## What you need to do
Find every line in the records below that holds the word "through" and copy it.
═══ Data shown ═══
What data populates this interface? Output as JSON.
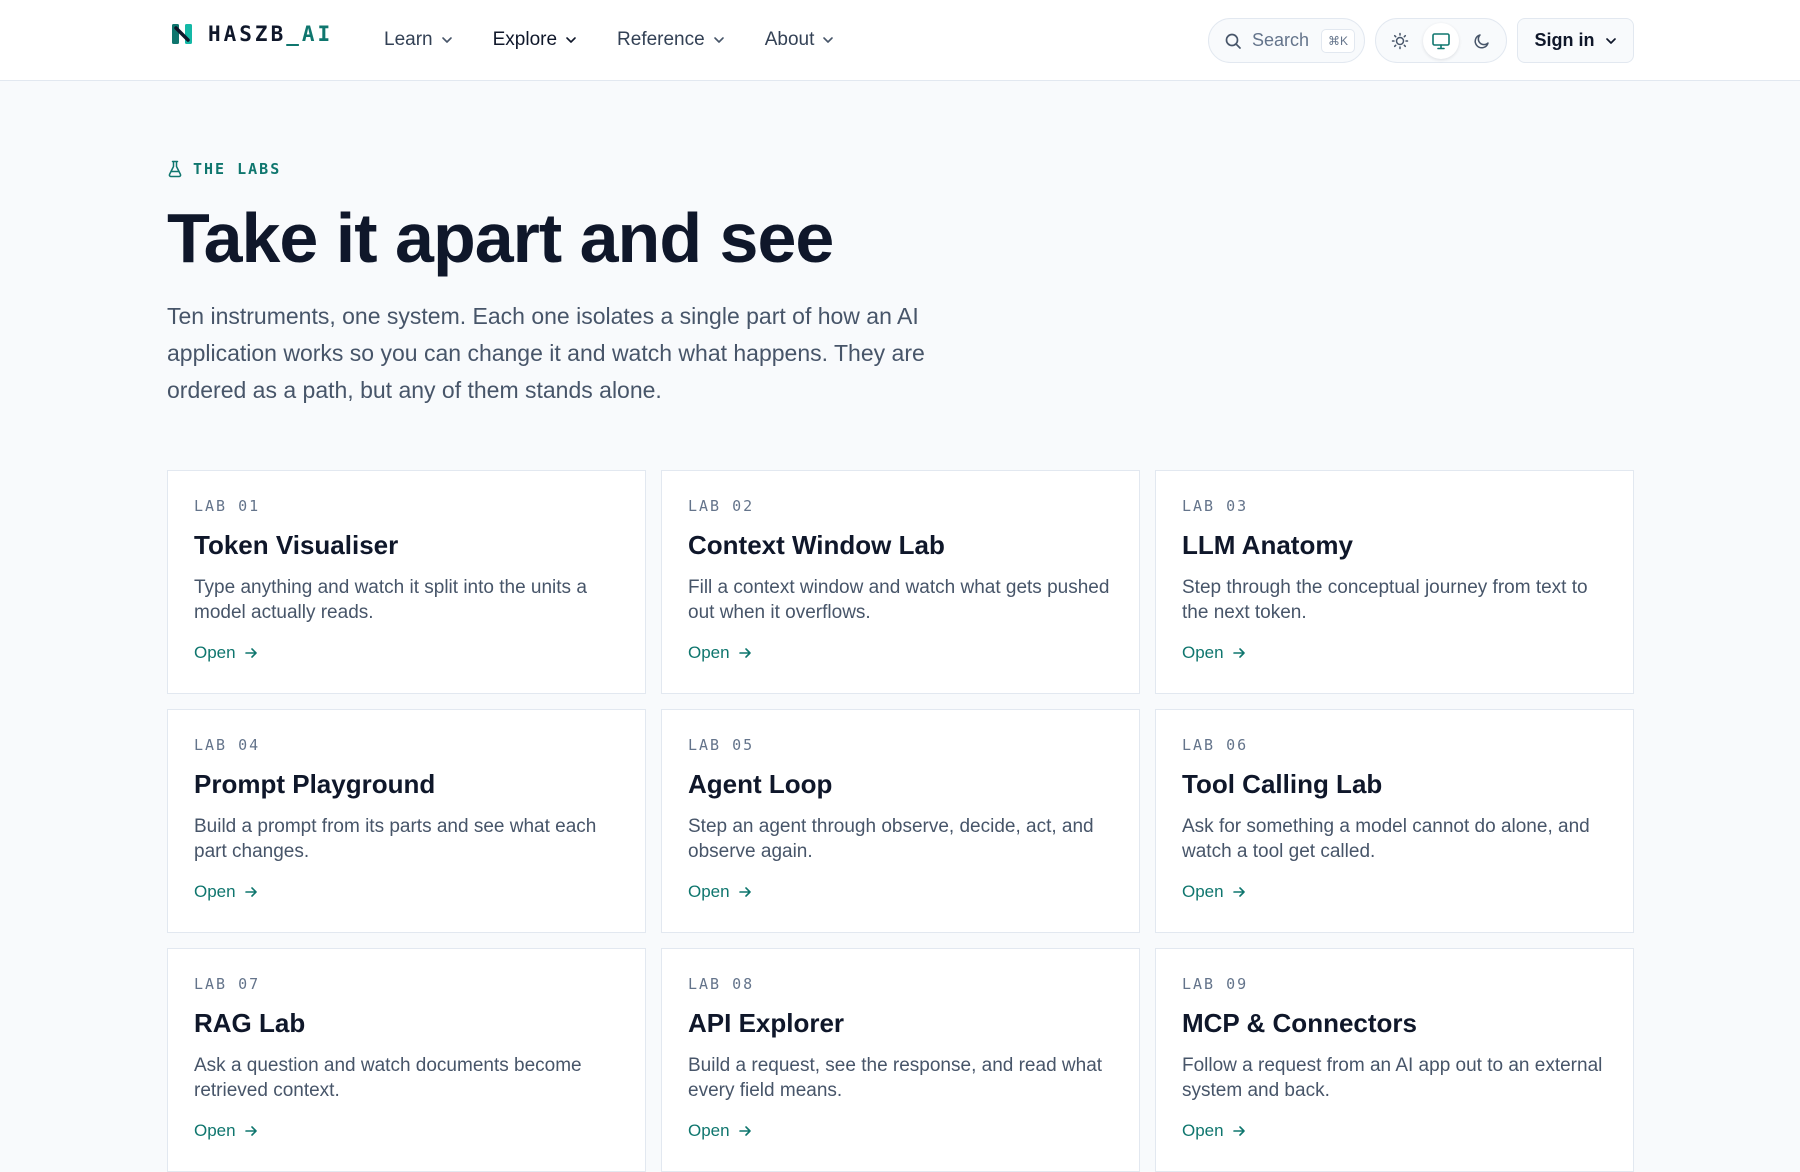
{
  "brand": {
    "name": "HASZB",
    "accent": "_AI",
    "color": "#0f766e"
  },
  "nav": {
    "items": [
      {
        "label": "Learn"
      },
      {
        "label": "Explore"
      },
      {
        "label": "Reference"
      },
      {
        "label": "About"
      }
    ]
  },
  "search": {
    "label": "Search",
    "shortcut": "⌘K"
  },
  "theme": {
    "options": [
      "light-mode-icon",
      "system-mode-icon",
      "dark-mode-icon"
    ],
    "selected": "system-mode-icon"
  },
  "signin": {
    "label": "Sign in"
  },
  "hero": {
    "eyebrow": "THE LABS",
    "title": "Take it apart and see",
    "description": "Ten instruments, one system. Each one isolates a single part of how an AI application works so you can change it and watch what happens. They are ordered as a path, but any of them stands alone."
  },
  "labs": [
    {
      "num": "LAB 01",
      "title": "Token Visualiser",
      "desc": "Type anything and watch it split into the units a model actually reads.",
      "cta": "Open"
    },
    {
      "num": "LAB 02",
      "title": "Context Window Lab",
      "desc": "Fill a context window and watch what gets pushed out when it overflows.",
      "cta": "Open"
    },
    {
      "num": "LAB 03",
      "title": "LLM Anatomy",
      "desc": "Step through the conceptual journey from text to the next token.",
      "cta": "Open"
    },
    {
      "num": "LAB 04",
      "title": "Prompt Playground",
      "desc": "Build a prompt from its parts and see what each part changes.",
      "cta": "Open"
    },
    {
      "num": "LAB 05",
      "title": "Agent Loop",
      "desc": "Step an agent through observe, decide, act, and observe again.",
      "cta": "Open"
    },
    {
      "num": "LAB 06",
      "title": "Tool Calling Lab",
      "desc": "Ask for something a model cannot do alone, and watch a tool get called.",
      "cta": "Open"
    },
    {
      "num": "LAB 07",
      "title": "RAG Lab",
      "desc": "Ask a question and watch documents become retrieved context.",
      "cta": "Open"
    },
    {
      "num": "LAB 08",
      "title": "API Explorer",
      "desc": "Build a request, see the response, and read what every field means.",
      "cta": "Open"
    },
    {
      "num": "LAB 09",
      "title": "MCP & Connectors",
      "desc": "Follow a request from an AI app out to an external system and back.",
      "cta": "Open"
    }
  ]
}
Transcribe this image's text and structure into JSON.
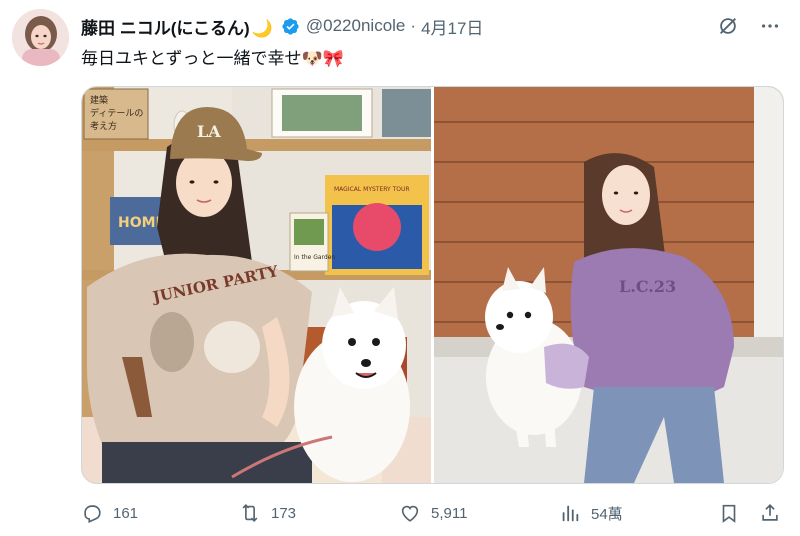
{
  "user": {
    "display_name": "藤田 ニコル(にこるん)",
    "name_emoji": "🌙",
    "handle": "@0220nicole",
    "separator": "·",
    "date": "4月17日"
  },
  "tweet": {
    "text": "毎日ユキとずっと一緒で幸せ🐶🎀"
  },
  "media": {
    "left_photo": {
      "book_sign": "建築\nディテールの\n考え方",
      "cap_logo": "LA",
      "shirt_text": "JUNIOR PARTY",
      "album_title": "MAGICAL MYSTERY TOUR",
      "book_title": "In the Garden",
      "home_book": "HOME"
    },
    "right_photo": {
      "shirt_text": "L.C.23"
    }
  },
  "actions": {
    "replies": "161",
    "retweets": "173",
    "likes": "5,911",
    "views": "54萬"
  },
  "colors": {
    "text": "#0f1419",
    "secondary": "#536471",
    "verified": "#1d9bf0"
  },
  "icons": [
    "grok-icon",
    "more-icon",
    "reply-icon",
    "retweet-icon",
    "like-icon",
    "views-icon",
    "bookmark-icon",
    "share-icon",
    "verified-badge-icon"
  ]
}
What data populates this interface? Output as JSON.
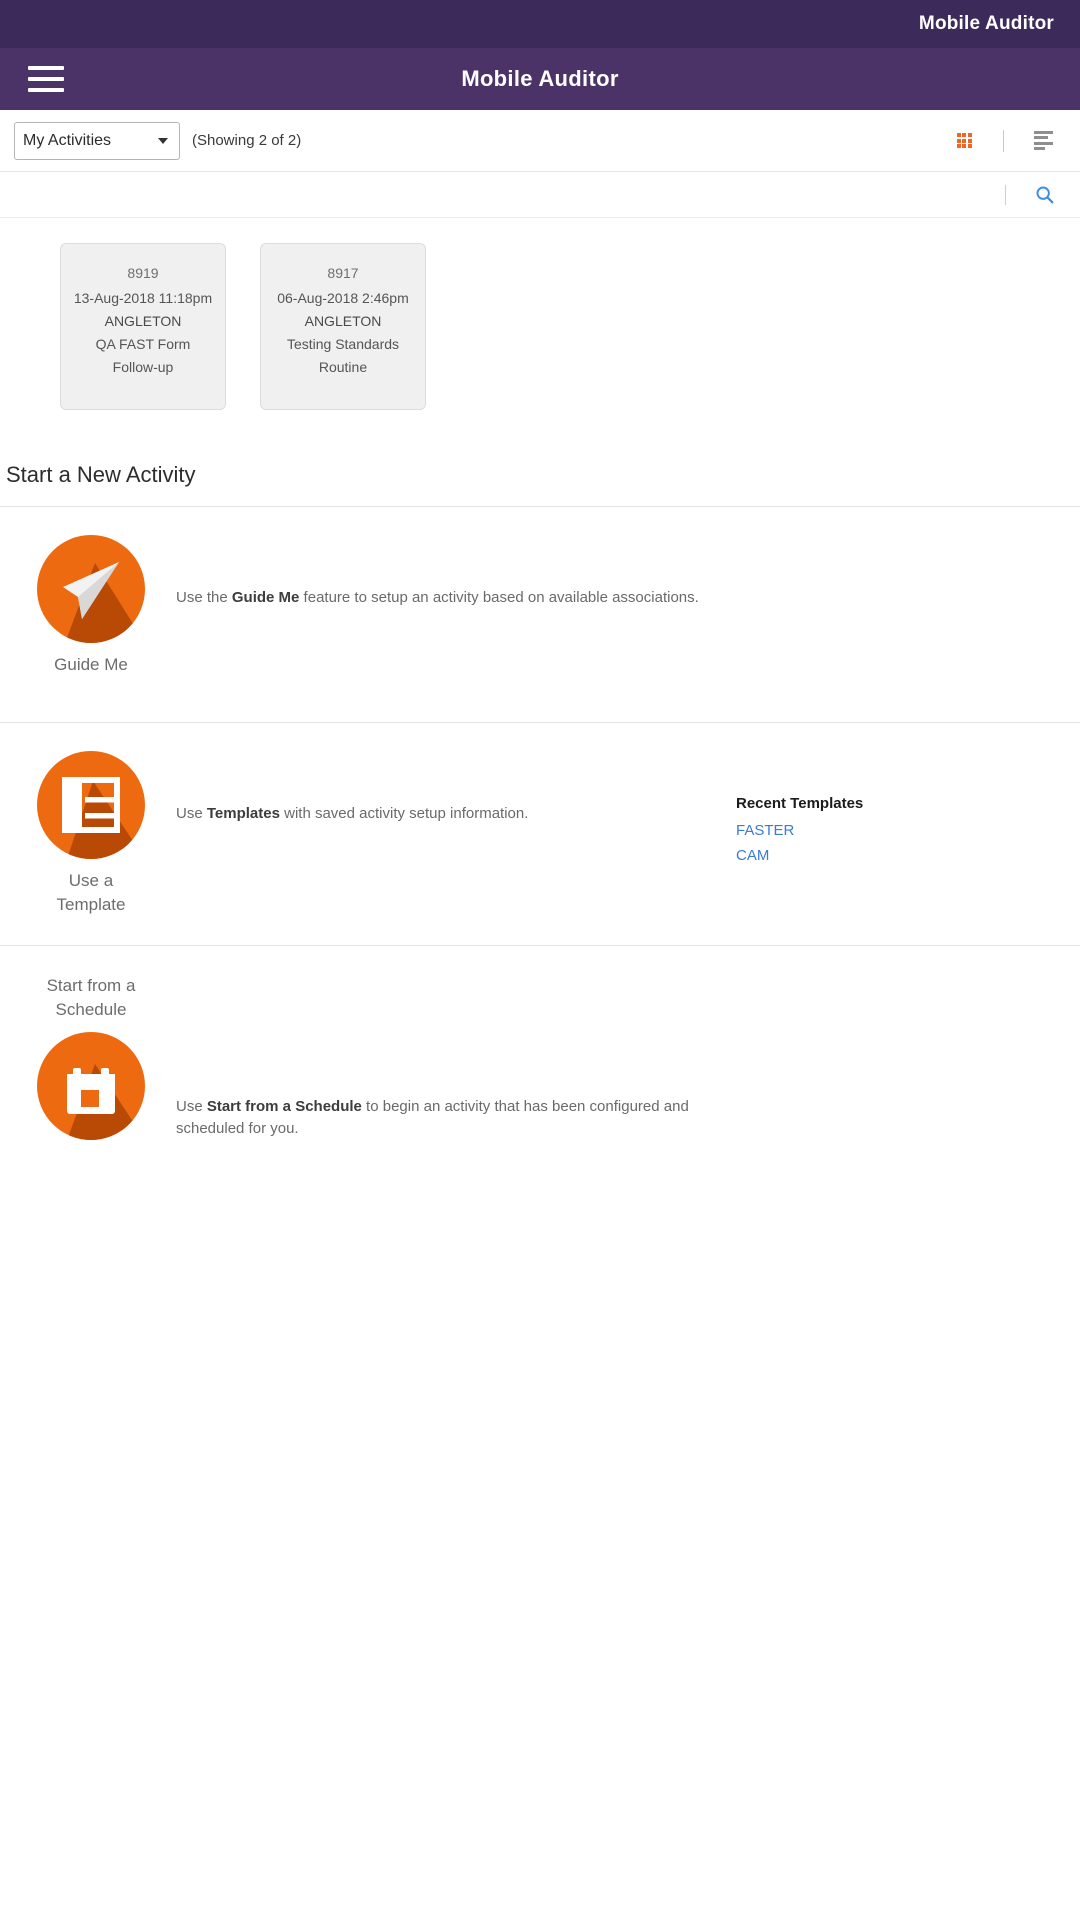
{
  "status_bar": {
    "title": "Mobile Auditor"
  },
  "app_bar": {
    "title": "Mobile Auditor",
    "menu_icon": "hamburger-menu-icon"
  },
  "toolbar": {
    "selected_filter": "My Activities",
    "filter_options": [
      "My Activities"
    ],
    "showing_text": "(Showing 2 of 2)",
    "tile_view_icon": "grid-view-icon",
    "list_view_icon": "list-view-icon",
    "search_icon": "search-icon",
    "accent_color": "#f26522",
    "link_color": "#3a7bd5",
    "brand_purple": "#4b3368"
  },
  "activities": [
    {
      "id": "8919",
      "datetime": "13-Aug-2018 11:18pm",
      "location": "ANGLETON",
      "form": "QA FAST Form",
      "type": "Follow-up"
    },
    {
      "id": "8917",
      "datetime": "06-Aug-2018 2:46pm",
      "location": "ANGLETON",
      "form": "Testing Standards",
      "type": "Routine"
    }
  ],
  "new_activity": {
    "heading": "Start a New Activity",
    "options": [
      {
        "label": "Guide Me",
        "icon": "paper-plane-icon",
        "desc_prefix": "Use the ",
        "desc_bold": "Guide Me",
        "desc_suffix": " feature to setup an activity based on available associations."
      },
      {
        "label": "Use a\nTemplate",
        "label_line1": "Use a",
        "label_line2": "Template",
        "icon": "template-layout-icon",
        "desc_prefix": "Use ",
        "desc_bold": "Templates",
        "desc_suffix": " with saved activity setup information.",
        "recent_title": "Recent Templates",
        "recent_items": [
          "FASTER",
          "CAM"
        ]
      },
      {
        "label_line1": "Start from a",
        "label_line2": "Schedule",
        "icon": "calendar-icon",
        "desc_prefix": "Use ",
        "desc_bold": "Start from a Schedule",
        "desc_suffix": " to begin an activity that has been configured and scheduled for you."
      }
    ]
  }
}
═══
## Exercise response
      "desc": "Step through the conceptual journey from text to the next token.",
      "desc": "Step an agent through observe, decide, act, and observe again.",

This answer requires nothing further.